## Data to process

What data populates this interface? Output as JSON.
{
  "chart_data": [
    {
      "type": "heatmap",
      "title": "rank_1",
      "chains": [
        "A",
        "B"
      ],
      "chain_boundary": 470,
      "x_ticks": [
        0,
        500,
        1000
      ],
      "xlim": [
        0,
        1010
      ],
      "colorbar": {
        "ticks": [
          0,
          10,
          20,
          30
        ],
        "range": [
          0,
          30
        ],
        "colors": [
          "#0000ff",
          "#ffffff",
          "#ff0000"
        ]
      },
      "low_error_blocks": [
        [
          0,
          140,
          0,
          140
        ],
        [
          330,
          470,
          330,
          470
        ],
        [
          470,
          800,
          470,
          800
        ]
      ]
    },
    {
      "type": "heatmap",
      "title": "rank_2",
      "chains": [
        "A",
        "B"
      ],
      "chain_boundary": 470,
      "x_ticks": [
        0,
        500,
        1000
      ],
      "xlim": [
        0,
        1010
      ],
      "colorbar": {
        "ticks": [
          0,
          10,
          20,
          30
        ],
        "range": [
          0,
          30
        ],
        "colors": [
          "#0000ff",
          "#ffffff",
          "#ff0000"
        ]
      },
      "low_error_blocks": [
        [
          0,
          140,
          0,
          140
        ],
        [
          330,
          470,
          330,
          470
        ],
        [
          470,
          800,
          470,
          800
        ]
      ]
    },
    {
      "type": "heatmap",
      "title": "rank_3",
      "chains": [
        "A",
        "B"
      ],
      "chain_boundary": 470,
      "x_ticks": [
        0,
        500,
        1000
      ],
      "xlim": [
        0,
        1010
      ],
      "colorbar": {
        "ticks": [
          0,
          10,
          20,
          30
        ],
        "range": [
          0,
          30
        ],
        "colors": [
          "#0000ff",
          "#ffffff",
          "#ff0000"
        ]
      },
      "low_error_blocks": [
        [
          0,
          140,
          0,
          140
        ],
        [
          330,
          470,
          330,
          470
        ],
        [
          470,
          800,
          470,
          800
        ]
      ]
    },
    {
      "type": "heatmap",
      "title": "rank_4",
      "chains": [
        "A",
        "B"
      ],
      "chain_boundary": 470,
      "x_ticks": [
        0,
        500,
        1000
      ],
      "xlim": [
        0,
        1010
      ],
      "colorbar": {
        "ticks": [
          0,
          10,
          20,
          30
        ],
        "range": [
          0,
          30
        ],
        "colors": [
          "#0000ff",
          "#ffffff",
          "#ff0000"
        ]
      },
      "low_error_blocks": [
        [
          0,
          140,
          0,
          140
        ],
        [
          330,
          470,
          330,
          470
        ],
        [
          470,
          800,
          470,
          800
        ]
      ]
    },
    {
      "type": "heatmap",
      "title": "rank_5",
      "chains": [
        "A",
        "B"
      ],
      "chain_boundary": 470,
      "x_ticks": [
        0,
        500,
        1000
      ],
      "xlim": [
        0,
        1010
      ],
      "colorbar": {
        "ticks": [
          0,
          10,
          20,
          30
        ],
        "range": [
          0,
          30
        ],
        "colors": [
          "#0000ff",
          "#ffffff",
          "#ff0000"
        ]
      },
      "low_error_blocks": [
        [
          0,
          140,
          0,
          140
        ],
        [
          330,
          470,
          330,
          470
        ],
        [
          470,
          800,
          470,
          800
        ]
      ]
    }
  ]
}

## Task statement
All of the data needs to be printed once more, exactly.

## Finished answer
What data populates this interface? Output as JSON.
{
  "chart_data": [
    {
      "type": "heatmap",
      "title": "rank_1",
      "chains": [
        "A",
        "B"
      ],
      "chain_boundary": 470,
      "x_ticks": [
        0,
        500,
        1000
      ],
      "xlim": [
        0,
        1010
      ],
      "colorbar": {
        "ticks": [
          0,
          10,
          20,
          30
        ],
        "range": [
          0,
          30
        ],
        "colors": [
          "#0000ff",
          "#ffffff",
          "#ff0000"
        ]
      },
      "low_error_blocks": [
        [
          0,
          140,
          0,
          140
        ],
        [
          330,
          470,
          330,
          470
        ],
        [
          470,
          800,
          470,
          800
        ]
      ]
    },
    {
      "type": "heatmap",
      "title": "rank_2",
      "chains": [
        "A",
        "B"
      ],
      "chain_boundary": 470,
      "x_ticks": [
        0,
        500,
        1000
      ],
      "xlim": [
        0,
        1010
      ],
      "colorbar": {
        "ticks": [
          0,
          10,
          20,
          30
        ],
        "range": [
          0,
          30
        ],
        "colors": [
          "#0000ff",
          "#ffffff",
          "#ff0000"
        ]
      },
      "low_error_blocks": [
        [
          0,
          140,
          0,
          140
        ],
        [
          330,
          470,
          330,
          470
        ],
        [
          470,
          800,
          470,
          800
        ]
      ]
    },
    {
      "type": "heatmap",
      "title": "rank_3",
      "chains": [
        "A",
        "B"
      ],
      "chain_boundary": 470,
      "x_ticks": [
        0,
        500,
        1000
      ],
      "xlim": [
        0,
        1010
      ],
      "colorbar": {
        "ticks": [
          0,
          10,
          20,
          30
        ],
        "range": [
          0,
          30
        ],
        "colors": [
          "#0000ff",
          "#ffffff",
          "#ff0000"
        ]
      },
      "low_error_blocks": [
        [
          0,
          140,
          0,
          140
        ],
        [
          330,
          470,
          330,
          470
        ],
        [
          470,
          800,
          470,
          800
        ]
      ]
    },
    {
      "type": "heatmap",
      "title": "rank_4",
      "chains": [
        "A",
        "B"
      ],
      "chain_boundary": 470,
      "x_ticks": [
        0,
        500,
        1000
      ],
      "xlim": [
        0,
        1010
      ],
      "colorbar": {
        "ticks": [
          0,
          10,
          20,
          30
        ],
        "range": [
          0,
          30
        ],
        "colors": [
          "#0000ff",
          "#ffffff",
          "#ff0000"
        ]
      },
      "low_error_blocks": [
        [
          0,
          140,
          0,
          140
        ],
        [
          330,
          470,
          330,
          470
        ],
        [
          470,
          800,
          470,
          800
        ]
      ]
    },
    {
      "type": "heatmap",
      "title": "rank_5",
      "chains": [
        "A",
        "B"
      ],
      "chain_boundary": 470,
      "x_ticks": [
        0,
        500,
        1000
      ],
      "xlim": [
        0,
        1010
      ],
      "colorbar": {
        "ticks": [
          0,
          10,
          20,
          30
        ],
        "range": [
          0,
          30
        ],
        "colors": [
          "#0000ff",
          "#ffffff",
          "#ff0000"
        ]
      },
      "low_error_blocks": [
        [
          0,
          140,
          0,
          140
        ],
        [
          330,
          470,
          330,
          470
        ],
        [
          470,
          800,
          470,
          800
        ]
      ]
    }
  ]
}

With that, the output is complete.